SOURCE DOCUMENT:
(begin)
I'm going to extend this answer from Troubadour's, since I'm doing exactly the same thing. Please refer to his post as you read mine.

1. Get the vector from origin (200, 100) to rotating point (50, 250):

vector = (200 - 50, 100 - 250) = (150, -150)

2. Rotate your vector by swapping the x and y, and negate x to get the new vector:

vector = (150, -150) => swap => (-150, 150) => negate x => (150, 150)

3. Get the unit vector (of length 1) from the new vector:

vector = vector / length(vector)
       = (150 / length(vector), 150 / length(vector))
       ~= (0.7071, 0.7071)

       where

       length(vector) = sqrt(150^2 + 150^2) ~= 212.2320

4. Get the displacement vector of length 20, by multiplying the unit vector.

displacement_vector = vector * 20 
                    = (0.7071 * 20, 0.7071 * 20)
                    = (14.1421, 14.1421)

5. Add/Subtract this vector to/from your rotating vector (point):

yellow_1 = (50, 250) + (14.1421, 14.1421) ~= (64, 254)
yellow_2 = (50, 250) - (14.1421, 14.1421) ~= (36, 236)

I hope the above steps help you with formulating your code. Doesn't matter what the angle it's at, same steps.

Answer 2

Call the red dot at ( 50, 250 ) A and the one at ( 200, 100 ) B.

One way would be to first calculate the vector AB i.e.

v_AB = ( 200 - 50, 100 - 250 ) = ( 150, -150 )

You can generate a vector at right angles to that by swapping the components and reversing the sign of one of the two components. So

v_AB_perp = ( 150, 150 )

is a vector rotated by rotating v_AB clockwise as you look at it on screen. You can normalise this to get a unit vector by dividing through by the magnitude i.e.

v_AB_perp_normalised = v_AB_perp / |v_AB_perp|

To get the yellow points just multiply this up by your 20 pixels and add/subtract it on to the co-ordinates of A.
(end)
ENTRIES:
(begin)
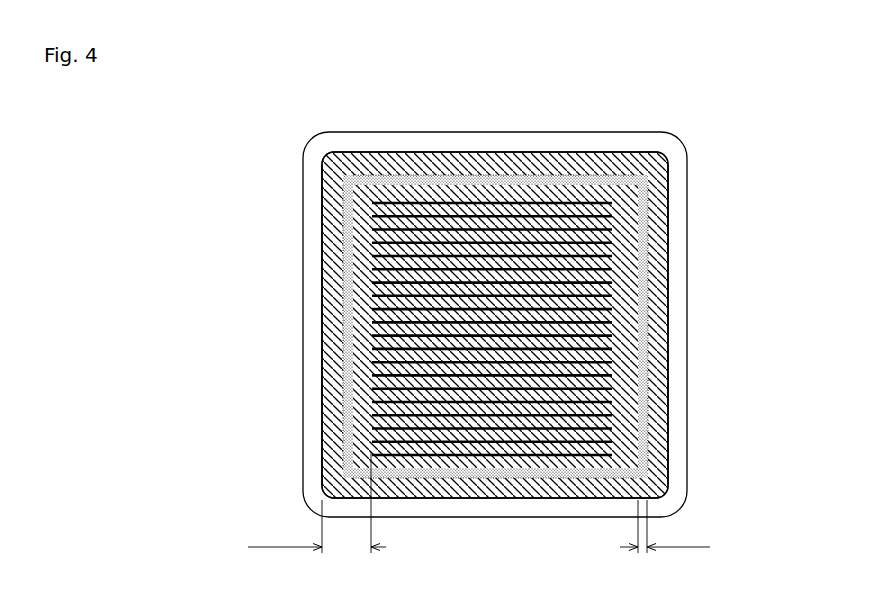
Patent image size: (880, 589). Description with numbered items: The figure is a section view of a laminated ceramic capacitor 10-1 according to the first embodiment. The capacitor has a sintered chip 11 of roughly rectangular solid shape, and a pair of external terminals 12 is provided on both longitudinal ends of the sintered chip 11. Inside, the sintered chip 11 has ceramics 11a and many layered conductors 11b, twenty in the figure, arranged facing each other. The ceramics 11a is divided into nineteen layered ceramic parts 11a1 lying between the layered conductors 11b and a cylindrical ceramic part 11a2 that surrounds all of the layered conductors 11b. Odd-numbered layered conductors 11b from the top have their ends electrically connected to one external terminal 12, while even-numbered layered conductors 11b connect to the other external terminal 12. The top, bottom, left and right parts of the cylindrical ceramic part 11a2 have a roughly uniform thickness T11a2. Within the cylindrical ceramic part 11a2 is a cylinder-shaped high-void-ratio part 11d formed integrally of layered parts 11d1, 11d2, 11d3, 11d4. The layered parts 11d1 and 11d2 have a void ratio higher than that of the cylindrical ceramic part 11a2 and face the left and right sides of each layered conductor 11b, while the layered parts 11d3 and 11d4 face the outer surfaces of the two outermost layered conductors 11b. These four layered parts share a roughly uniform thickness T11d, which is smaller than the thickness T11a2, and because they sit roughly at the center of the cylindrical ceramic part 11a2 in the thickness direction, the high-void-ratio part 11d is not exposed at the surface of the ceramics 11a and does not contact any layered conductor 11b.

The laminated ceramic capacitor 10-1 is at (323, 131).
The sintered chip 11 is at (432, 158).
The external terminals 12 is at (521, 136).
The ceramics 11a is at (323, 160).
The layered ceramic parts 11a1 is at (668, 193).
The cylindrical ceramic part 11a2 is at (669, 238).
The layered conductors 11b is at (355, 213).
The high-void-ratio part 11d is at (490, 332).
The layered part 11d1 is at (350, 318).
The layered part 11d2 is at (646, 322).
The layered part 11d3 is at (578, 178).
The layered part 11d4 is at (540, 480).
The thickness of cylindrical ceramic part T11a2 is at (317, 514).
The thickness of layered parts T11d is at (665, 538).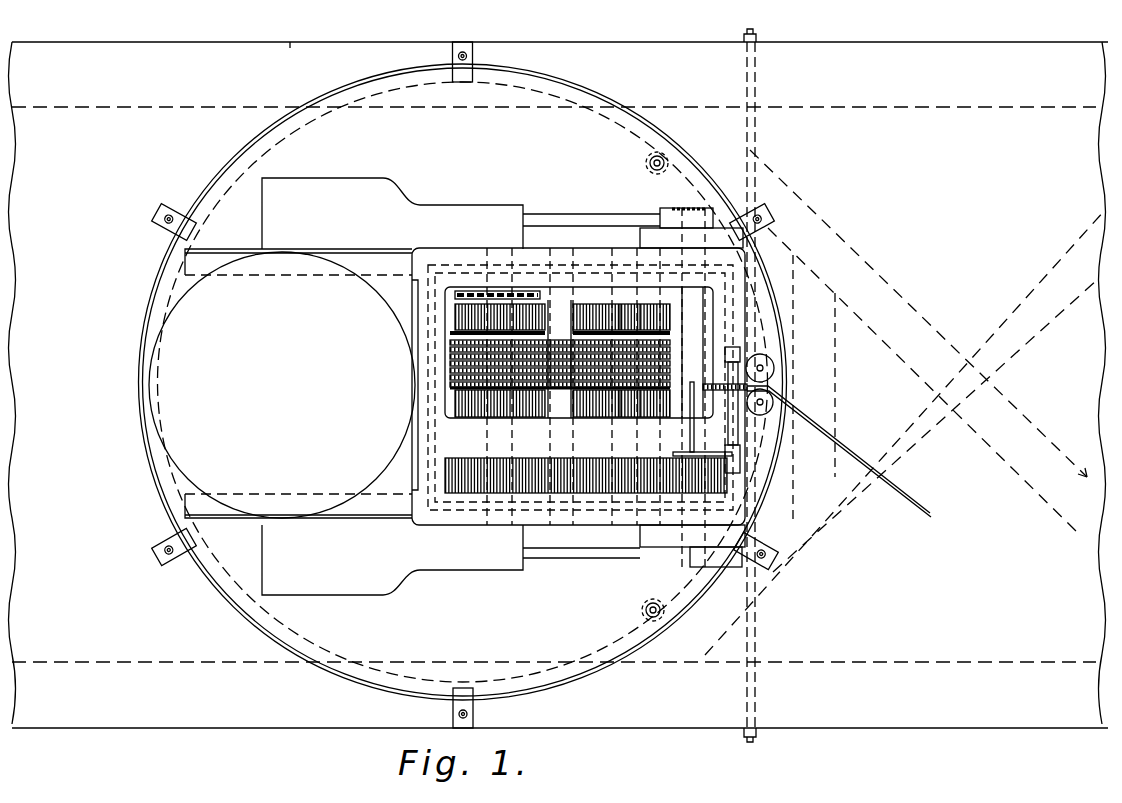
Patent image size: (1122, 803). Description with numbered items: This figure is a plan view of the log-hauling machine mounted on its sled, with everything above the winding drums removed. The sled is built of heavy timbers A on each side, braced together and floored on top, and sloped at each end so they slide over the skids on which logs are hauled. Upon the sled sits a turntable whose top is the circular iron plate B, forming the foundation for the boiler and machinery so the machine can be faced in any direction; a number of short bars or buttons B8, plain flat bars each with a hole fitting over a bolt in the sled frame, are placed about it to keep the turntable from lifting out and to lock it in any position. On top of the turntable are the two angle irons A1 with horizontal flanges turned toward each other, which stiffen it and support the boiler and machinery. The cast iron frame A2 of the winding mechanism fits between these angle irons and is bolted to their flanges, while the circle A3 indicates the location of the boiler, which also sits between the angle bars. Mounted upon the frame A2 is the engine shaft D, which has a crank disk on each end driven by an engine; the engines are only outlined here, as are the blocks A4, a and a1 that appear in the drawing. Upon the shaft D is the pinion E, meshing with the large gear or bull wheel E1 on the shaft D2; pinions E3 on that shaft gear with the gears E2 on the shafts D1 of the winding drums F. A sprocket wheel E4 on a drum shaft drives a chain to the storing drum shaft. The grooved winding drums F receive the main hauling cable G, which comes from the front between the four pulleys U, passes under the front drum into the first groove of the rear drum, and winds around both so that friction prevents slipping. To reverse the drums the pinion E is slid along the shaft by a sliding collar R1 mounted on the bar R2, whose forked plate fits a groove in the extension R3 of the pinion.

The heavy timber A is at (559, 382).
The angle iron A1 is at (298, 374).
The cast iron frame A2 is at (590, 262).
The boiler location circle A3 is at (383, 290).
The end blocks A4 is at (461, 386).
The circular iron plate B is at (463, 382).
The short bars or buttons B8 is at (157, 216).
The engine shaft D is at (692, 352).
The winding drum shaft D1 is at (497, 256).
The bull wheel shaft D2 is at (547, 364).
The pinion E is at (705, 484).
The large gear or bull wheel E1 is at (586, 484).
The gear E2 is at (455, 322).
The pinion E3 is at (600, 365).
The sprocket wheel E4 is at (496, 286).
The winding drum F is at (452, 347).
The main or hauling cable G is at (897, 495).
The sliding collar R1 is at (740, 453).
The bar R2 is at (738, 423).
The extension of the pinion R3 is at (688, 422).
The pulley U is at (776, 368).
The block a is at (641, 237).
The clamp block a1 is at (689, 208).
(end)
(begin)
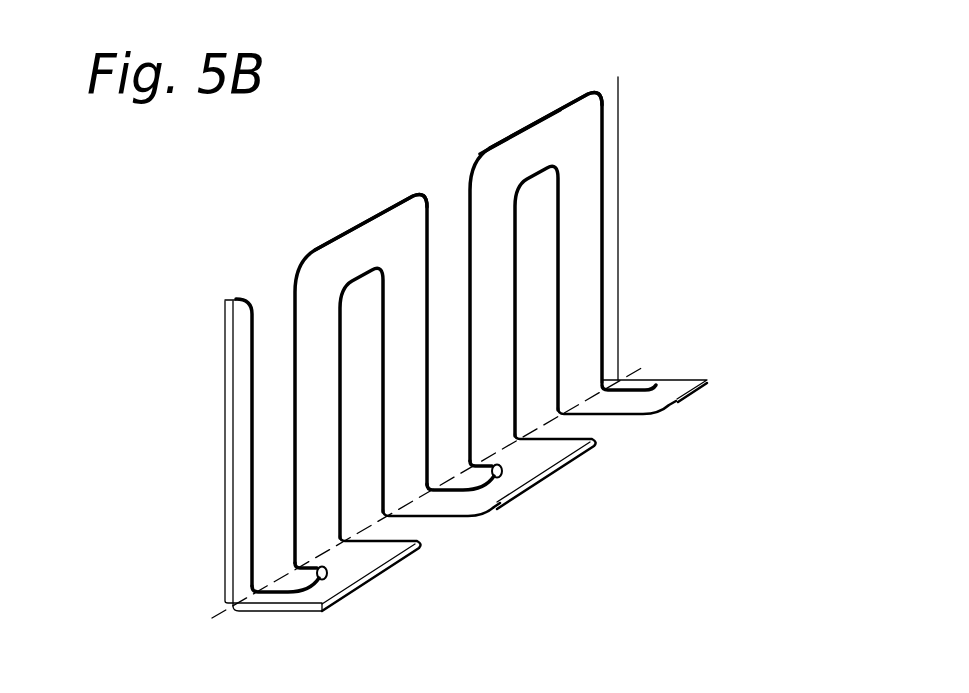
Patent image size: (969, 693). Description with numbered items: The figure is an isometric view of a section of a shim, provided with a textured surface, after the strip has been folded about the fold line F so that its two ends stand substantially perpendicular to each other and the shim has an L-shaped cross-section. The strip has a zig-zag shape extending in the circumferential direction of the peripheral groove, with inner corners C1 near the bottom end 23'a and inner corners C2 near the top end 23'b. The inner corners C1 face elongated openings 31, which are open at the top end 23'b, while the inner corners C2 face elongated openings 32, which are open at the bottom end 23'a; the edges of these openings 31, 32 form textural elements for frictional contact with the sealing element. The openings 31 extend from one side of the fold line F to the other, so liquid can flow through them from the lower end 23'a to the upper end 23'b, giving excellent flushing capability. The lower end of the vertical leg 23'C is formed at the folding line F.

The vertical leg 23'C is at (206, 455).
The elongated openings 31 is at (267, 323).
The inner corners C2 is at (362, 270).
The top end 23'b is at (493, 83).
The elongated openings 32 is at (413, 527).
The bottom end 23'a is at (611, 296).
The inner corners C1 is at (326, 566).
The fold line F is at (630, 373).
(end)
(begin)
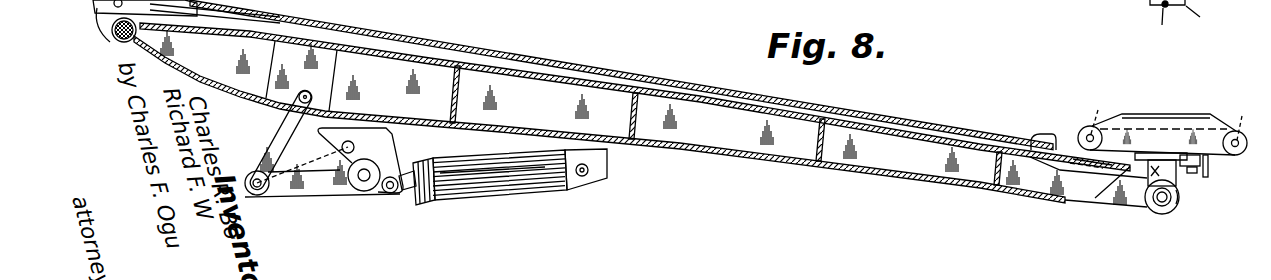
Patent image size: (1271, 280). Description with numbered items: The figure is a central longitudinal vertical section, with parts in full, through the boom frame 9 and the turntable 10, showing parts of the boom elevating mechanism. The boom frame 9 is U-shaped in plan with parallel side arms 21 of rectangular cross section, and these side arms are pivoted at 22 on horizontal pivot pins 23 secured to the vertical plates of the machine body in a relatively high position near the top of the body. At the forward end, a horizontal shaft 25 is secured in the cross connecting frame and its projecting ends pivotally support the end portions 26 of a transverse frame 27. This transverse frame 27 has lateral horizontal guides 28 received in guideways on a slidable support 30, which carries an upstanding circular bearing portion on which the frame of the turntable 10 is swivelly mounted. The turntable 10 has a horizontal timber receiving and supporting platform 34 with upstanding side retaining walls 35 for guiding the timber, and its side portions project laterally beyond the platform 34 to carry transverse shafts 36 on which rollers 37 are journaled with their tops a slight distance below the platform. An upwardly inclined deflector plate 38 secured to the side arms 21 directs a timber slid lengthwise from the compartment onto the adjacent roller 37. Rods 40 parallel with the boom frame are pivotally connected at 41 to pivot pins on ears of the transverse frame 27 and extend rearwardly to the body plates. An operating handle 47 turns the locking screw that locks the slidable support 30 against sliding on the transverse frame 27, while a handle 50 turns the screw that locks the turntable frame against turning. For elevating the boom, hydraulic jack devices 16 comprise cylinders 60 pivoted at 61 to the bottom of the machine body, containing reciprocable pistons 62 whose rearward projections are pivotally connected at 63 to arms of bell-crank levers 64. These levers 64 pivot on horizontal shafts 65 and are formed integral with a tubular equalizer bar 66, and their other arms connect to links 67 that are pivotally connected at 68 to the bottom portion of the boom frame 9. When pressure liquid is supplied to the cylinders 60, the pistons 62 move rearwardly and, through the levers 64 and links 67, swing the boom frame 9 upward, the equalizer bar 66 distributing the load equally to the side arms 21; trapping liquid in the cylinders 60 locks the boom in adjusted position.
(end)
ACTIONS TO TAKE:
A) According to the thread on perpendicular offset points, why is the rotated vector divided by its length before it is multiplied by 20? Answer in one to three sentences.
B) Pick up the thread on perpendicular offset points right after its final sentence and continue it.
The listing comes from a source unrelated to the thread on perpendicular offset points.

RESULTS BY TASK:
A) Dividing the rotated vector by its length turns it into a unit vector of length 1. Multiplying that unit vector by 20 then gives a displacement vector exactly 20 long, which is added to and subtracted from the point (50, 250) to get the two yellow points.

B)
Answer 3

Since the yellow dots are off at right angles from the red-red line, you can use something simpler. I won't answer the whole question but I'll try to give a few clues:

Ignoring the actual distance to the yellow dots, imagine some other dots on the same NW-SE line, the same distance away as that NE red dot. The vector to that is simply the vector to the red dot, rotated 90 degrees.

Rotating by 90 degrees can be done by swapping the coordinates and inverting one of them.

Once you have that, move that yellow dot to its closer position by scaling that vector by the real distance (20).

Answer 4

This should work (I'll just refer to the left-most yellow point, but we'll get the coordinates of both in the end):

1. Find the slope of the line given by the two red points.
2. Find the equation of the line between the yellow point and the red point (d2).
3. Find the coordinates of the yellow points by using the line equation d2 and the fact that the distance from the lowest red point is 20.

For 1:

Find the slope: m = (y1 - y2) / (x1 - x2) = (250 - 100) / (50 - 200) = 150 / -150 = -1

For 2:

We know that d1 (line between the red points) is perpendicular on d2 (line between red point and yellow point), and therefore the product of their slopes must be -1. Therefore, the slope of d2 is m = 1

Therefore the equation is: d2: y - 250 = x - 50 => d2: y - x = 200

For 3:

The required yellow point lies on the line d2, and its distance to the lowest red point is 20. Solve the system of equations:

y - x = 200
(x - 50)^2 + (y - 250)^2 = 400

The computation gets pretty ugly, but solving it with mathematica gives:

{{x -> 35.8579, y -> 235.858}, {x -> 64.1421, y -> 264.142}}

That's where your two yellow points lie!

Programmatically, you can solve such a system easily by substituting y = 200 + x in the second equation, then moving everything on one side and solving it as a quadratic equation.